[Records from a collection]
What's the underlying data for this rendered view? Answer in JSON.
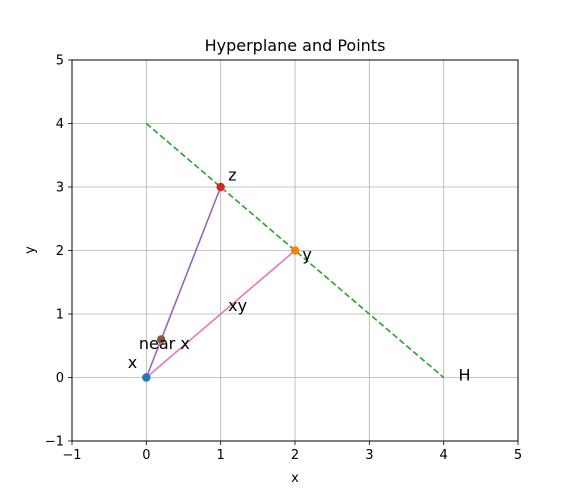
{
  "chart_data": {
    "type": "line",
    "title": "Hyperplane and Points",
    "xlabel": "x",
    "ylabel": "y",
    "xlim": [
      -1,
      5
    ],
    "ylim": [
      -1,
      5
    ],
    "xticks": [
      -1,
      0,
      1,
      2,
      3,
      4,
      5
    ],
    "yticks": [
      -1,
      0,
      1,
      2,
      3,
      4,
      5
    ],
    "grid": true,
    "hyperplane": {
      "points": [
        [
          0,
          4
        ],
        [
          4,
          0
        ]
      ],
      "color": "#2ca02c",
      "style": "dashed"
    },
    "segments": [
      {
        "from": [
          0,
          0
        ],
        "to": [
          2,
          2
        ],
        "color": "#e377c2"
      },
      {
        "from": [
          0,
          0
        ],
        "to": [
          1,
          3
        ],
        "color": "#9467bd"
      }
    ],
    "points": [
      {
        "x": 0,
        "y": 0,
        "color": "#1f77b4"
      },
      {
        "x": 2,
        "y": 2,
        "color": "#ff7f0e"
      },
      {
        "x": 1,
        "y": 3,
        "color": "#d62728"
      },
      {
        "x": 0.2,
        "y": 0.6,
        "color": "#8c564b"
      }
    ],
    "annotations": [
      {
        "text": "x",
        "x": -0.25,
        "y": 0.15
      },
      {
        "text": "y",
        "x": 2.1,
        "y": 1.85
      },
      {
        "text": "z",
        "x": 1.1,
        "y": 3.1
      },
      {
        "text": "xy",
        "x": 1.1,
        "y": 1.05
      },
      {
        "text": "near x",
        "x": -0.1,
        "y": 0.45
      },
      {
        "text": "H",
        "x": 4.2,
        "y": -0.05
      }
    ]
  }
}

PROBLEM DESCRIPTION: Give back each entry exactly as it appears, with no pictures.

SOLUTION FOR THIS EXERCISE:
What's the underlying data for this rendered view? Answer in JSON.
{
  "chart_data": {
    "type": "line",
    "title": "Hyperplane and Points",
    "xlabel": "x",
    "ylabel": "y",
    "xlim": [
      -1,
      5
    ],
    "ylim": [
      -1,
      5
    ],
    "xticks": [
      -1,
      0,
      1,
      2,
      3,
      4,
      5
    ],
    "yticks": [
      -1,
      0,
      1,
      2,
      3,
      4,
      5
    ],
    "grid": true,
    "hyperplane": {
      "points": [
        [
          0,
          4
        ],
        [
          4,
          0
        ]
      ],
      "color": "#2ca02c",
      "style": "dashed"
    },
    "segments": [
      {
        "from": [
          0,
          0
        ],
        "to": [
          2,
          2
        ],
        "color": "#e377c2"
      },
      {
        "from": [
          0,
          0
        ],
        "to": [
          1,
          3
        ],
        "color": "#9467bd"
      }
    ],
    "points": [
      {
        "x": 0,
        "y": 0,
        "color": "#1f77b4"
      },
      {
        "x": 2,
        "y": 2,
        "color": "#ff7f0e"
      },
      {
        "x": 1,
        "y": 3,
        "color": "#d62728"
      },
      {
        "x": 0.2,
        "y": 0.6,
        "color": "#8c564b"
      }
    ],
    "annotations": [
      {
        "text": "x",
        "x": -0.25,
        "y": 0.15
      },
      {
        "text": "y",
        "x": 2.1,
        "y": 1.85
      },
      {
        "text": "z",
        "x": 1.1,
        "y": 3.1
      },
      {
        "text": "xy",
        "x": 1.1,
        "y": 1.05
      },
      {
        "text": "near x",
        "x": -0.1,
        "y": 0.45
      },
      {
        "text": "H",
        "x": 4.2,
        "y": -0.05
      }
    ]
  }
}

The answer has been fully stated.